» **Task details**
Please restate the following records word for word.
[begin Supplied records]
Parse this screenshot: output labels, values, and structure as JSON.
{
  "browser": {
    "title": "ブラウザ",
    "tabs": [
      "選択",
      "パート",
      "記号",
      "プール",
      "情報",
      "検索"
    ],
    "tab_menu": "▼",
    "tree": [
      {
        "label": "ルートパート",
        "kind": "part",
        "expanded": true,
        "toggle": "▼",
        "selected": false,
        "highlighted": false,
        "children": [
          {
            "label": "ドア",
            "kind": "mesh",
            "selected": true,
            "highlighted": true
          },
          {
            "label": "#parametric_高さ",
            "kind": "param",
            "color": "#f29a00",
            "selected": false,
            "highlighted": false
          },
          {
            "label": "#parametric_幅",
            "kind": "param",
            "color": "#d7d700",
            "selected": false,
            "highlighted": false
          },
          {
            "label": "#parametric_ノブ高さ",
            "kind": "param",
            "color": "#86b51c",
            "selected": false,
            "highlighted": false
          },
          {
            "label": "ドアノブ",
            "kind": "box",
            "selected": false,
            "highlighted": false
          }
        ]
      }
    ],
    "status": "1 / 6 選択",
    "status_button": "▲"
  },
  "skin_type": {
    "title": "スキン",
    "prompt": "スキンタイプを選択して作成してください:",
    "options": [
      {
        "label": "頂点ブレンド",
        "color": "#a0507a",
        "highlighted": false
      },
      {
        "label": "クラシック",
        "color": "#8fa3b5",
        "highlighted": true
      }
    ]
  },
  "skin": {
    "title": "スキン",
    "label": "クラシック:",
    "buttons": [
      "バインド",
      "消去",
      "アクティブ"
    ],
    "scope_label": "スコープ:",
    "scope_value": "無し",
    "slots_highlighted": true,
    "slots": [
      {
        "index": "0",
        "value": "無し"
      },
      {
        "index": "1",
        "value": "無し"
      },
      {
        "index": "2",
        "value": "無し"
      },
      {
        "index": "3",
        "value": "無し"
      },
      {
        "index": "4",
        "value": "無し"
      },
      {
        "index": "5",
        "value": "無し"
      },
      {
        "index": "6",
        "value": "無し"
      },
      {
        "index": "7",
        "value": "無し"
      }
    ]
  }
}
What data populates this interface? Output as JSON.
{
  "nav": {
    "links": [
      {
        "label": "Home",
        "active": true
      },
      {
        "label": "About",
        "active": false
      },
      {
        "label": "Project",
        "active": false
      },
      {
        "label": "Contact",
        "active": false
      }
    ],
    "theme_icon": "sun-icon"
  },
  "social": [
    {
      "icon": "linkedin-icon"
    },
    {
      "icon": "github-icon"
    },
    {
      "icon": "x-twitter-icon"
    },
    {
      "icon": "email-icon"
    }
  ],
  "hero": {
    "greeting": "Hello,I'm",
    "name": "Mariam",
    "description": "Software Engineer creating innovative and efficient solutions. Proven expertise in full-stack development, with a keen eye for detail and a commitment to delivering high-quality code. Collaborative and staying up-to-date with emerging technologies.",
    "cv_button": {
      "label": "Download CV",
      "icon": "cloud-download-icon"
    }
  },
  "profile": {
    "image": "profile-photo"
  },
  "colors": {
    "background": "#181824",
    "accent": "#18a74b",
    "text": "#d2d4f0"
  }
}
[end Supplied records]
» **Output below**
Parse this screenshot: output labels, values, and structure as JSON.
{
  "browser": {
    "title": "ブラウザ",
    "tabs": [
      "選択",
      "パート",
      "記号",
      "プール",
      "情報",
      "検索"
    ],
    "tab_menu": "▼",
    "tree": [
      {
        "label": "ルートパート",
        "kind": "part",
        "expanded": true,
        "toggle": "▼",
        "selected": false,
        "highlighted": false,
        "children": [
          {
            "label": "ドア",
            "kind": "mesh",
            "selected": true,
            "highlighted": true
          },
          {
            "label": "#parametric_高さ",
            "kind": "param",
            "color": "#f29a00",
            "selected": false,
            "highlighted": false
          },
          {
            "label": "#parametric_幅",
            "kind": "param",
            "color": "#d7d700",
            "selected": false,
            "highlighted": false
          },
          {
            "label": "#parametric_ノブ高さ",
            "kind": "param",
            "color": "#86b51c",
            "selected": false,
            "highlighted": false
          },
          {
            "label": "ドアノブ",
            "kind": "box",
            "selected": false,
            "highlighted": false
          }
        ]
      }
    ],
    "status": "1 / 6 選択",
    "status_button": "▲"
  },
  "skin_type": {
    "title": "スキン",
    "prompt": "スキンタイプを選択して作成してください:",
    "options": [
      {
        "label": "頂点ブレンド",
        "color": "#a0507a",
        "highlighted": false
      },
      {
        "label": "クラシック",
        "color": "#8fa3b5",
        "highlighted": true
      }
    ]
  },
  "skin": {
    "title": "スキン",
    "label": "クラシック:",
    "buttons": [
      "バインド",
      "消去",
      "アクティブ"
    ],
    "scope_label": "スコープ:",
    "scope_value": "無し",
    "slots_highlighted": true,
    "slots": [
      {
        "index": "0",
        "value": "無し"
      },
      {
        "index": "1",
        "value": "無し"
      },
      {
        "index": "2",
        "value": "無し"
      },
      {
        "index": "3",
        "value": "無し"
      },
      {
        "index": "4",
        "value": "無し"
      },
      {
        "index": "5",
        "value": "無し"
      },
      {
        "index": "6",
        "value": "無し"
      },
      {
        "index": "7",
        "value": "無し"
      }
    ]
  }
}
What data populates this interface? Output as JSON.
{
  "nav": {
    "links": [
      {
        "label": "Home",
        "active": true
      },
      {
        "label": "About",
        "active": false
      },
      {
        "label": "Project",
        "active": false
      },
      {
        "label": "Contact",
        "active": false
      }
    ],
    "theme_icon": "sun-icon"
  },
  "social": [
    {
      "icon": "linkedin-icon"
    },
    {
      "icon": "github-icon"
    },
    {
      "icon": "x-twitter-icon"
    },
    {
      "icon": "email-icon"
    }
  ],
  "hero": {
    "greeting": "Hello,I'm",
    "name": "Mariam",
    "description": "Software Engineer creating innovative and efficient solutions. Proven expertise in full-stack development, with a keen eye for detail and a commitment to delivering high-quality code. Collaborative and staying up-to-date with emerging technologies.",
    "cv_button": {
      "label": "Download CV",
      "icon": "cloud-download-icon"
    }
  },
  "profile": {
    "image": "profile-photo"
  },
  "colors": {
    "background": "#181824",
    "accent": "#18a74b",
    "text": "#d2d4f0"
  }
}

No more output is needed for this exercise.